Written task
List every line below that contains the string "AÑOS", copying each one in full. Case counts.

──────── Records for the exercise ────────

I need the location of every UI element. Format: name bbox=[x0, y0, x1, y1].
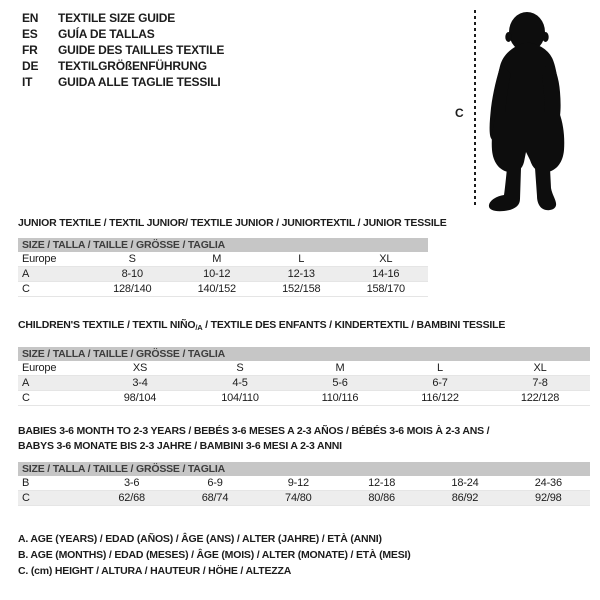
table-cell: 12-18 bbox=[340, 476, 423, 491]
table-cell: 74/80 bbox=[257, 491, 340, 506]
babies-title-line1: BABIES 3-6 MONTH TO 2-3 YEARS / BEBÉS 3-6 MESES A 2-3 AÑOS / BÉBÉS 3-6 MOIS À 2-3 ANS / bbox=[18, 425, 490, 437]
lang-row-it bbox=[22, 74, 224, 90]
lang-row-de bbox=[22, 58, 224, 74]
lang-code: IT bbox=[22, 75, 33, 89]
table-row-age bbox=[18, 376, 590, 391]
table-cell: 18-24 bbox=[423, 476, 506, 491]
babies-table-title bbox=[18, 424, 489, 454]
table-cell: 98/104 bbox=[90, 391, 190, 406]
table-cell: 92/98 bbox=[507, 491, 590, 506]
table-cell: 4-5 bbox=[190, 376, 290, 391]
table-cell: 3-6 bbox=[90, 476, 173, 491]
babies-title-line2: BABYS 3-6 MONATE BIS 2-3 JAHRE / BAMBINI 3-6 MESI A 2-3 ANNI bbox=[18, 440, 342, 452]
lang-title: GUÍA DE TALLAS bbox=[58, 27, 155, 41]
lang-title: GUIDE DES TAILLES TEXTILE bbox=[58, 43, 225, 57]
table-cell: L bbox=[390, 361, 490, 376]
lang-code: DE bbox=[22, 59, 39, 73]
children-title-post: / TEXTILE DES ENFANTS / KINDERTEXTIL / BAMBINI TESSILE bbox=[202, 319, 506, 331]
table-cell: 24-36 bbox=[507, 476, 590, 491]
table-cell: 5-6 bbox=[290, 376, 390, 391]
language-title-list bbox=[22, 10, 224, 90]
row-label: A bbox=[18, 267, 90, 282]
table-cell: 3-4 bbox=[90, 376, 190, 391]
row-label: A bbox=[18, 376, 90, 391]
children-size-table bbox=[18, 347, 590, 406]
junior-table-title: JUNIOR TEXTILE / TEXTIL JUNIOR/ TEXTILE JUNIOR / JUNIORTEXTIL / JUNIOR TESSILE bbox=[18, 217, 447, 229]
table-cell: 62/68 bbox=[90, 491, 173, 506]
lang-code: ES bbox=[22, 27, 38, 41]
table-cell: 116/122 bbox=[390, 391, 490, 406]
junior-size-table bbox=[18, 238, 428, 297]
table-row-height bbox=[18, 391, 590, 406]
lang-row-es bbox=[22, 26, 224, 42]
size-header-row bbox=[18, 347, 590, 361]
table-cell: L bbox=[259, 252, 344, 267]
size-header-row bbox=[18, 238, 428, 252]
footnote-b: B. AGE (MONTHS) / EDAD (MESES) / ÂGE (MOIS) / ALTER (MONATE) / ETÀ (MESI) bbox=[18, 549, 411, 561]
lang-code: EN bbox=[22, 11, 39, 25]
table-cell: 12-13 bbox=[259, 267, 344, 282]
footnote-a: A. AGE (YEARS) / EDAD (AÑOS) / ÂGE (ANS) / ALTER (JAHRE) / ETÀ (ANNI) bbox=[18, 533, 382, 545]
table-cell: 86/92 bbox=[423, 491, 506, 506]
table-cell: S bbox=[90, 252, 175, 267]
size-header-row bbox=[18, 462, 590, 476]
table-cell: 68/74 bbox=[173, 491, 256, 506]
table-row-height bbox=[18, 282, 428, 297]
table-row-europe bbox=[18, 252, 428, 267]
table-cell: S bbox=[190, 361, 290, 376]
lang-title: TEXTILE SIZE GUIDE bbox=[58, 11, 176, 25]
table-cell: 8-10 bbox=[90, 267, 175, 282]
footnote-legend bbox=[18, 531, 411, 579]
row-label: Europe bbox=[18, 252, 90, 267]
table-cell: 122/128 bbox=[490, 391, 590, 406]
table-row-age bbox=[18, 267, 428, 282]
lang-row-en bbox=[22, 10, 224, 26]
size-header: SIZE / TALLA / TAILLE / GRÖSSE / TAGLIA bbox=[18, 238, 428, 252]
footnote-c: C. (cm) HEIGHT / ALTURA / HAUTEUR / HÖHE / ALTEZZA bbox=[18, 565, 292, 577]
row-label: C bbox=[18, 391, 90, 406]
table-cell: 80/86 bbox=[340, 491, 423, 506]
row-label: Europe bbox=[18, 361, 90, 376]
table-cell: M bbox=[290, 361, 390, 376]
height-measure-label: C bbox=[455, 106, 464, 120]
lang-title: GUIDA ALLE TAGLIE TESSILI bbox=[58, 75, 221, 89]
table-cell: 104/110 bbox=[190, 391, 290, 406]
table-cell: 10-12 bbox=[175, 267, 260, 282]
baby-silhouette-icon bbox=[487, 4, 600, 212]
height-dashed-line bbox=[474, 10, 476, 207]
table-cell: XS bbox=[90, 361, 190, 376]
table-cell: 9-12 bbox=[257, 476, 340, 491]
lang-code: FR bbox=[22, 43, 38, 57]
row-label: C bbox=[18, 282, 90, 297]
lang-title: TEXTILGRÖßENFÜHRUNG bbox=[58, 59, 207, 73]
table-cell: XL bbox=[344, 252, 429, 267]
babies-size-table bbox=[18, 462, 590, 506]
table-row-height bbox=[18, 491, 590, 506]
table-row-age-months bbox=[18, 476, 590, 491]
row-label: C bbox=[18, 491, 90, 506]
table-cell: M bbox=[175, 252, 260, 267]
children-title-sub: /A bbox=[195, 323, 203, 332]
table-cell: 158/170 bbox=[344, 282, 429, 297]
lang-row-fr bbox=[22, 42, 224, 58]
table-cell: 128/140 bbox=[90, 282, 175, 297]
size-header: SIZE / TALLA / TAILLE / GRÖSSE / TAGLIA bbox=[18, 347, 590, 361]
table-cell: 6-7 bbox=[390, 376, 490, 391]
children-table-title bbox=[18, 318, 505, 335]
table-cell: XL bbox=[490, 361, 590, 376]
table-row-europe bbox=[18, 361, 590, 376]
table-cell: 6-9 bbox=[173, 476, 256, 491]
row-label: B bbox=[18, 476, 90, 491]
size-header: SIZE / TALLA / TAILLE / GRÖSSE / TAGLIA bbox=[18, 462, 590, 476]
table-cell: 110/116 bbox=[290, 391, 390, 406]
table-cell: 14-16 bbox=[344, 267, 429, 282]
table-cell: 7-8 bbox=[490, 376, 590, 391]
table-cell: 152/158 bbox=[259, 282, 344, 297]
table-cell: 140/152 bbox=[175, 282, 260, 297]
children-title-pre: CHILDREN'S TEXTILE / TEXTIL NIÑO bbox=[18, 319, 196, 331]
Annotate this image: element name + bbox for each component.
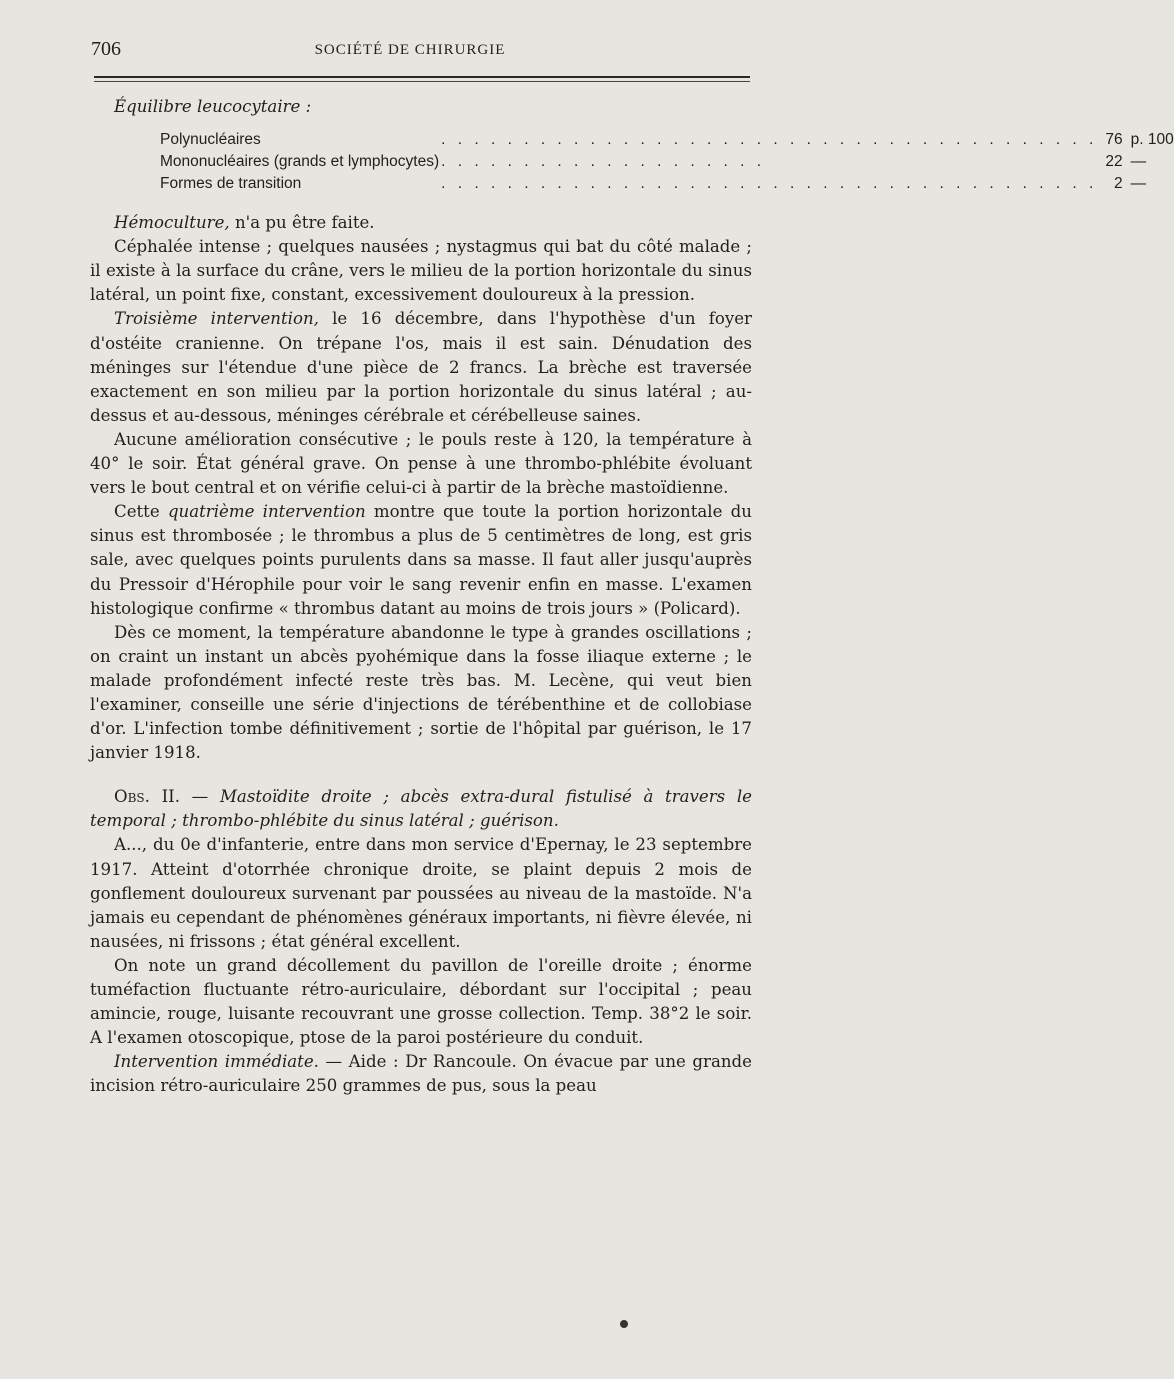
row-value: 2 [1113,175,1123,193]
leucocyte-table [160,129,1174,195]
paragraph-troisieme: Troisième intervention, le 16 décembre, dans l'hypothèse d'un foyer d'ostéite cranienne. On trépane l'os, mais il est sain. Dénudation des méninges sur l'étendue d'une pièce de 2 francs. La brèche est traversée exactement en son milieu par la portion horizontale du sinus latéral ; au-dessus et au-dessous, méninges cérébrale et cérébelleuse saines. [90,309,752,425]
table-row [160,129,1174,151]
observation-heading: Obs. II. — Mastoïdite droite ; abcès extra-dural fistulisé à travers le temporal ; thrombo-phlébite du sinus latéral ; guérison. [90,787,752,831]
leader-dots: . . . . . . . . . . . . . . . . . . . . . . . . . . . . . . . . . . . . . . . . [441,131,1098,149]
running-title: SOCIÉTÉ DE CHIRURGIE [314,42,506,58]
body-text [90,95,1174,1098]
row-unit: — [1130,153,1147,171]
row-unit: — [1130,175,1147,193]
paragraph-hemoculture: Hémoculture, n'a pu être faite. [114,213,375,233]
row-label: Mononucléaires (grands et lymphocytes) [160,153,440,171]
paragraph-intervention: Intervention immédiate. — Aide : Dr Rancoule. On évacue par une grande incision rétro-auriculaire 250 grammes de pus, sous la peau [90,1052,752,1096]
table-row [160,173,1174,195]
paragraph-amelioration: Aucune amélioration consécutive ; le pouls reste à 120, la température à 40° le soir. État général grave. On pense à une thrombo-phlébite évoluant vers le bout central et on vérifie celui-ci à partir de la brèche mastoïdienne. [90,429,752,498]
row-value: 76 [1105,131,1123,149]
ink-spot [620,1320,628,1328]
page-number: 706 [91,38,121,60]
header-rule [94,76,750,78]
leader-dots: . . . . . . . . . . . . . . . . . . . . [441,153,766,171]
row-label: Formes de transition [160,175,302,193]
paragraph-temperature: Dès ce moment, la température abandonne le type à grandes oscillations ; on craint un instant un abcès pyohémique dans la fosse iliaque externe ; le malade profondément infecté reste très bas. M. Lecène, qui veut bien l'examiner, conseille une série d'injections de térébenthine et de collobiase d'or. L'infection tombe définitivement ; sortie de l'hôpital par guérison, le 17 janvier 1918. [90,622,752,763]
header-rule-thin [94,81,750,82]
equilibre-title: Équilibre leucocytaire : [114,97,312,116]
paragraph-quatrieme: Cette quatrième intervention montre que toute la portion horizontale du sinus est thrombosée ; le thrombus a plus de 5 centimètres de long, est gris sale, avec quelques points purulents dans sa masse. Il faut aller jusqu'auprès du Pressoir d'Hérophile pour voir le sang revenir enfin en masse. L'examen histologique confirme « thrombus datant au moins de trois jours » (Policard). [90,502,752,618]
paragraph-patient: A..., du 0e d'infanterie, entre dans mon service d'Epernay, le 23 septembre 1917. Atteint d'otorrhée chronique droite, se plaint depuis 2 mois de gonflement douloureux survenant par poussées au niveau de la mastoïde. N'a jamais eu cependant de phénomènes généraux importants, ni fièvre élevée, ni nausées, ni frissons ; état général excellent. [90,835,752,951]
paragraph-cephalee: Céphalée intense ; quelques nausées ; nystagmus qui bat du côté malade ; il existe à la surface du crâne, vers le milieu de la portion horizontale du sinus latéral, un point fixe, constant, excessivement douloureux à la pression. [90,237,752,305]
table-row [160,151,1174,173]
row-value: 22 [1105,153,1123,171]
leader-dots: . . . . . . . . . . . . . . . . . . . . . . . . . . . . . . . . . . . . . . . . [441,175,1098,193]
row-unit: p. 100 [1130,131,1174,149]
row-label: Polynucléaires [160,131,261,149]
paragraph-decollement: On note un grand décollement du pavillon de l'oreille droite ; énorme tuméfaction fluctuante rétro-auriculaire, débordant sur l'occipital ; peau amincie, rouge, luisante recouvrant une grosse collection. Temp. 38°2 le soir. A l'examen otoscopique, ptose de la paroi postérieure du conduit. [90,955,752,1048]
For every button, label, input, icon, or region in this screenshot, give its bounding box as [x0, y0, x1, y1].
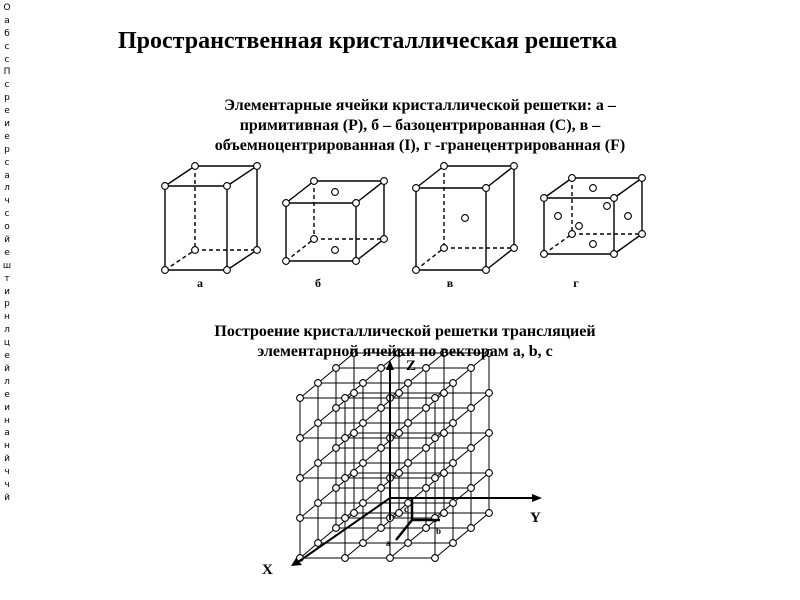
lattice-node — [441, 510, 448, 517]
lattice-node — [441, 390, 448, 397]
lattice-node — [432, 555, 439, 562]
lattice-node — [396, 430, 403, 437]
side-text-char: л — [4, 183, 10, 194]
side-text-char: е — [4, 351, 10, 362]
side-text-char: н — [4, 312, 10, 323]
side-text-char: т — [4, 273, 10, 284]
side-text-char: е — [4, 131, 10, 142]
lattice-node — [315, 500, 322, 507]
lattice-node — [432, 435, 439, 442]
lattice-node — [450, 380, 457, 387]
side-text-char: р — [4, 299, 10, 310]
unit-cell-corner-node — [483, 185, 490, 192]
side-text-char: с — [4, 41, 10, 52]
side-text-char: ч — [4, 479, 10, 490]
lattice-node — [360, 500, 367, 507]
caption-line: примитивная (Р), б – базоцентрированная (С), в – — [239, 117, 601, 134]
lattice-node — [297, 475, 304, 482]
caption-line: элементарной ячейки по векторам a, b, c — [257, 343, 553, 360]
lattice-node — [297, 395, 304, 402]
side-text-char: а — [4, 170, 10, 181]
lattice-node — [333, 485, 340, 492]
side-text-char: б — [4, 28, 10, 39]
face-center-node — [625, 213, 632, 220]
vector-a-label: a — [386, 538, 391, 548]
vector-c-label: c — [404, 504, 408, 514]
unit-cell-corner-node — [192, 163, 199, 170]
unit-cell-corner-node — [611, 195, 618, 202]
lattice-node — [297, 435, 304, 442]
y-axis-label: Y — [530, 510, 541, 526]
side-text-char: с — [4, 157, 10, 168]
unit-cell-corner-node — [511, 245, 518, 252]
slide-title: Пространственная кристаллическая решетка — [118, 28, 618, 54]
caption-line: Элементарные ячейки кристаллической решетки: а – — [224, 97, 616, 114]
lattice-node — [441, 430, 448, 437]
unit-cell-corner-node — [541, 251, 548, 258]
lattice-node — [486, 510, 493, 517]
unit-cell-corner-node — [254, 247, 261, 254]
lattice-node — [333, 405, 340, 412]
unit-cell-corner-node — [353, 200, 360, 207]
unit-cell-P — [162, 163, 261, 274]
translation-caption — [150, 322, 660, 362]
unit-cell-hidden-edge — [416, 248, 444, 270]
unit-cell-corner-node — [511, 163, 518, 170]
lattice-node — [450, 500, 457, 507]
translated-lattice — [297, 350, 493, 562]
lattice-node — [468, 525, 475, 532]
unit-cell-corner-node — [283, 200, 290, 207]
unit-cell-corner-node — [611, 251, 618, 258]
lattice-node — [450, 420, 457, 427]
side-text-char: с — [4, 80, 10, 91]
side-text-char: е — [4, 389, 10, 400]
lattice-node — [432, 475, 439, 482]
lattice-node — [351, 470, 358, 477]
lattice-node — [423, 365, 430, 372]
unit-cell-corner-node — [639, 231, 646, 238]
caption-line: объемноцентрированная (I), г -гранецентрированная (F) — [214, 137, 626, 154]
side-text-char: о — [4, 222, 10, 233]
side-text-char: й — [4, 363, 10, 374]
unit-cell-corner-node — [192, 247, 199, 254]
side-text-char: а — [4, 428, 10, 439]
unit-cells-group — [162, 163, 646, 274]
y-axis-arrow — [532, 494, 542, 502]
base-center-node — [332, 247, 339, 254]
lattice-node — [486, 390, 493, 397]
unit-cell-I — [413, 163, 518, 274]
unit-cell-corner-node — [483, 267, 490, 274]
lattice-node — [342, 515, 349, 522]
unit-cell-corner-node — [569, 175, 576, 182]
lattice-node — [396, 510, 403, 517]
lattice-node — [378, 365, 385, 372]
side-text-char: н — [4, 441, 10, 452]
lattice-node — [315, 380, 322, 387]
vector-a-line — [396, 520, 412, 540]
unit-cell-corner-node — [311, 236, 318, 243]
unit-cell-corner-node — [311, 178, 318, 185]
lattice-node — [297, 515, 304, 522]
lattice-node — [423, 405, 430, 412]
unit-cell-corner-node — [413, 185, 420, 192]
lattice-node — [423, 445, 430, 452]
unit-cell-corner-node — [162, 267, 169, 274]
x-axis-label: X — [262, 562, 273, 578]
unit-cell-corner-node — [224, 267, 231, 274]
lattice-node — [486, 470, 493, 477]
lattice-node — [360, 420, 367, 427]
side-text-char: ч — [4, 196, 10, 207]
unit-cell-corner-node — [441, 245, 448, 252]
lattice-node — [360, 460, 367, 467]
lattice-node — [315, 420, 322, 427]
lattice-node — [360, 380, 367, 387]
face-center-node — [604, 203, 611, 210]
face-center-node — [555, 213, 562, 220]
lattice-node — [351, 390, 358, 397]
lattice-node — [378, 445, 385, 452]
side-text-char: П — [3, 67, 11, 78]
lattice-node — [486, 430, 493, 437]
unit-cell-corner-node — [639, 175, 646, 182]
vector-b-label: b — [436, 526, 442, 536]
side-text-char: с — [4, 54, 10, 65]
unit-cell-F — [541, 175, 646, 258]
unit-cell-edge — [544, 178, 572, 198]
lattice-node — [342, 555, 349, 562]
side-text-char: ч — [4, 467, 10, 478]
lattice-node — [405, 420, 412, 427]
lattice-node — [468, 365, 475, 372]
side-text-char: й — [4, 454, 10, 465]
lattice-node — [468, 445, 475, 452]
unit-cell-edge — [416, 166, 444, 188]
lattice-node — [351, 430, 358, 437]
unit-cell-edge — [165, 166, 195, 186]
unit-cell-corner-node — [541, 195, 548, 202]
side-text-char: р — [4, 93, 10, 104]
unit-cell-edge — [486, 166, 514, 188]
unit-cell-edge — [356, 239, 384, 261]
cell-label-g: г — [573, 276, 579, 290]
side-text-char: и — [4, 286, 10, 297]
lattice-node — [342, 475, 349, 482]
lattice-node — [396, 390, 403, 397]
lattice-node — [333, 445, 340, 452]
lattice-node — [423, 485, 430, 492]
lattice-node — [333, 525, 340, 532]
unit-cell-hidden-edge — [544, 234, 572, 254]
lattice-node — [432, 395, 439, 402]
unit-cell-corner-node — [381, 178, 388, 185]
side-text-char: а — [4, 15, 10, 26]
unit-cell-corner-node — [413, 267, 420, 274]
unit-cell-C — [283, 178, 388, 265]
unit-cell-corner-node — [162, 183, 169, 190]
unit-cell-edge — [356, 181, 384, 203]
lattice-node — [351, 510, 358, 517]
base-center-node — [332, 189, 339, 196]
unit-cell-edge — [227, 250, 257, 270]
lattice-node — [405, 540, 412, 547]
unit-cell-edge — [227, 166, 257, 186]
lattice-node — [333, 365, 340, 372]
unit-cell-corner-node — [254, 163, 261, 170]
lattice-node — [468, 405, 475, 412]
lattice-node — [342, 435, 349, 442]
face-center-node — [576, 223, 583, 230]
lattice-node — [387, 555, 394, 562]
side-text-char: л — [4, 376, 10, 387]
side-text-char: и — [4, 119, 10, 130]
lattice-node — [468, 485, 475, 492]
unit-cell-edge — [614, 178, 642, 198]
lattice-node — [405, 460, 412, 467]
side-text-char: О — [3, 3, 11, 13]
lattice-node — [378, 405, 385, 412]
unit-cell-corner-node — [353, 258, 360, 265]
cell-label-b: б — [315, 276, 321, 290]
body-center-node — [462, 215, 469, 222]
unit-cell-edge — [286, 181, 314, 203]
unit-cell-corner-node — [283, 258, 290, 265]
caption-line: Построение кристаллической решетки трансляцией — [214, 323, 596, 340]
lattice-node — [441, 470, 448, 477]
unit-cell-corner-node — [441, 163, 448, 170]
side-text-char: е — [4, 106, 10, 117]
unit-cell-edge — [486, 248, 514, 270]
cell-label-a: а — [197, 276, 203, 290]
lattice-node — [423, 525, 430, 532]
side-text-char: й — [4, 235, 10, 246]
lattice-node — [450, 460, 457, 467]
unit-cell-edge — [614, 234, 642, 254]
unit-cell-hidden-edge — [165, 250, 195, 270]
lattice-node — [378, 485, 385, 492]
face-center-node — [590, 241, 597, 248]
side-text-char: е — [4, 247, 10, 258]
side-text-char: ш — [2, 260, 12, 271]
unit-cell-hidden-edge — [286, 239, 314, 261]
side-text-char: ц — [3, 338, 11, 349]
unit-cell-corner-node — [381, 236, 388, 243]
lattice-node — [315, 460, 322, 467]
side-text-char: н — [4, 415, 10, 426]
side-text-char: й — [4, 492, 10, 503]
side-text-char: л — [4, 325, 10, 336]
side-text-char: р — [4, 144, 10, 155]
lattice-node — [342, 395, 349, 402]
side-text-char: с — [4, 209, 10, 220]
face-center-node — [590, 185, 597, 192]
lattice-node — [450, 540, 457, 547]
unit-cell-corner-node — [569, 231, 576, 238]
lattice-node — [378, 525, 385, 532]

────────

Answer below
babies-title-line1: BABIES 3-6 MONTH TO 2-3 YEARS / BEBÉS 3-6 MESES A 2-3 AÑOS / BÉBÉS 3-6 MOIS À 2-3 ANS / bbox=[18, 425, 490, 437]
footnote-a: A. AGE (YEARS) / EDAD (AÑOS) / ÂGE (ANS) / ALTER (JAHRE) / ETÀ (ANNI) bbox=[18, 533, 382, 545]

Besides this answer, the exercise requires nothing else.